>> begin
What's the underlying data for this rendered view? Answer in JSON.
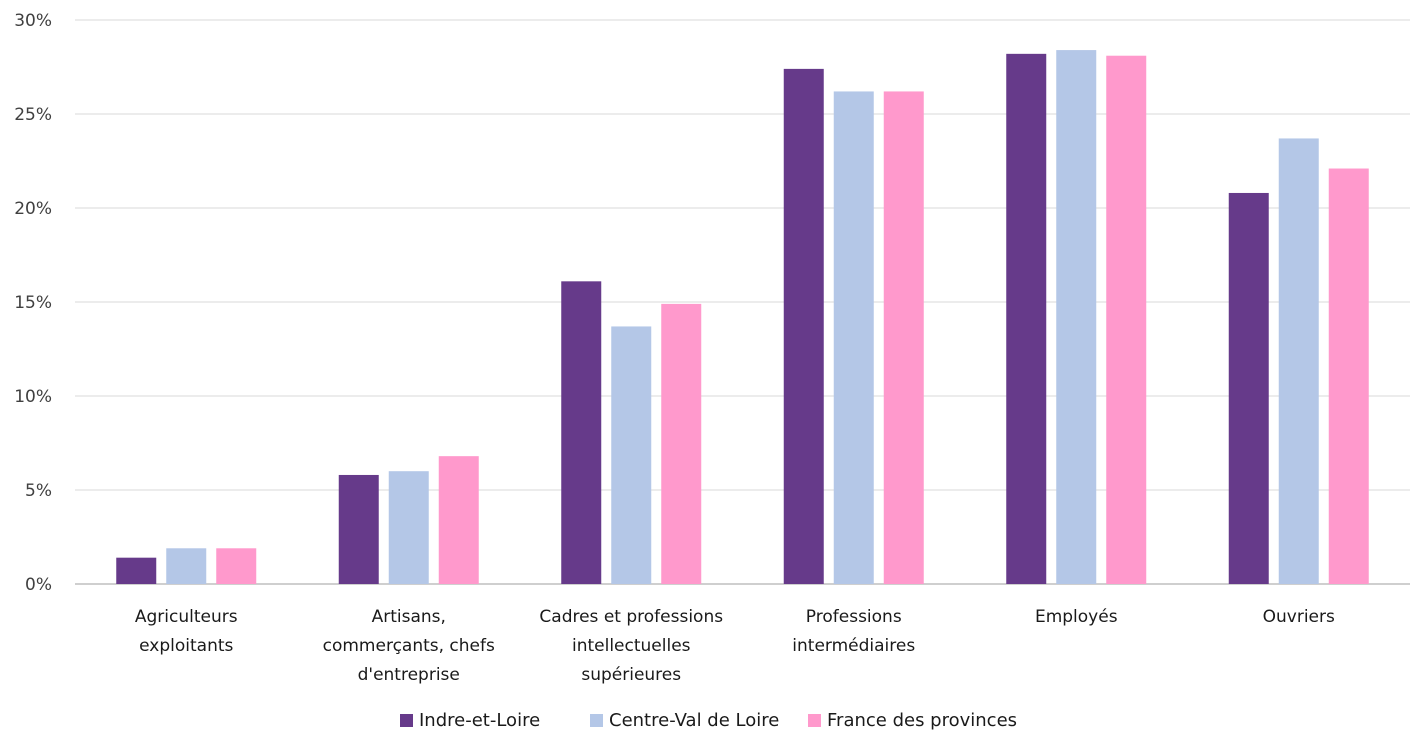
{
  "chart_data": {
    "type": "bar",
    "categories": [
      [
        "Agriculteurs",
        "exploitants"
      ],
      [
        "Artisans,",
        "commerçants, chefs",
        "d'entreprise"
      ],
      [
        "Cadres et professions",
        "intellectuelles",
        "supérieures"
      ],
      [
        "Professions",
        "intermédiaires"
      ],
      [
        "Employés"
      ],
      [
        "Ouvriers"
      ]
    ],
    "series": [
      {
        "name": "Indre-et-Loire",
        "color": "#663a8a",
        "values": [
          1.4,
          5.8,
          16.1,
          27.4,
          28.2,
          20.8
        ]
      },
      {
        "name": "Centre-Val de Loire",
        "color": "#b4c7e7",
        "values": [
          1.9,
          6.0,
          13.7,
          26.2,
          28.4,
          23.7
        ]
      },
      {
        "name": "France des provinces",
        "color": "#ff99cc",
        "values": [
          1.9,
          6.8,
          14.9,
          26.2,
          28.1,
          22.1
        ]
      }
    ],
    "yticks": [
      "0%",
      "5%",
      "10%",
      "15%",
      "20%",
      "25%",
      "30%"
    ],
    "ylim": [
      0,
      30
    ],
    "grid": true,
    "legend_position": "bottom"
  }
}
>> end
**TASK DESCRIPTION:**
From the entries above, copy out every line where the string "color" appears.

**FULL OUTPUT:**
        "color": "#663a8a",
        "color": "#b4c7e7",
        "color": "#ff99cc",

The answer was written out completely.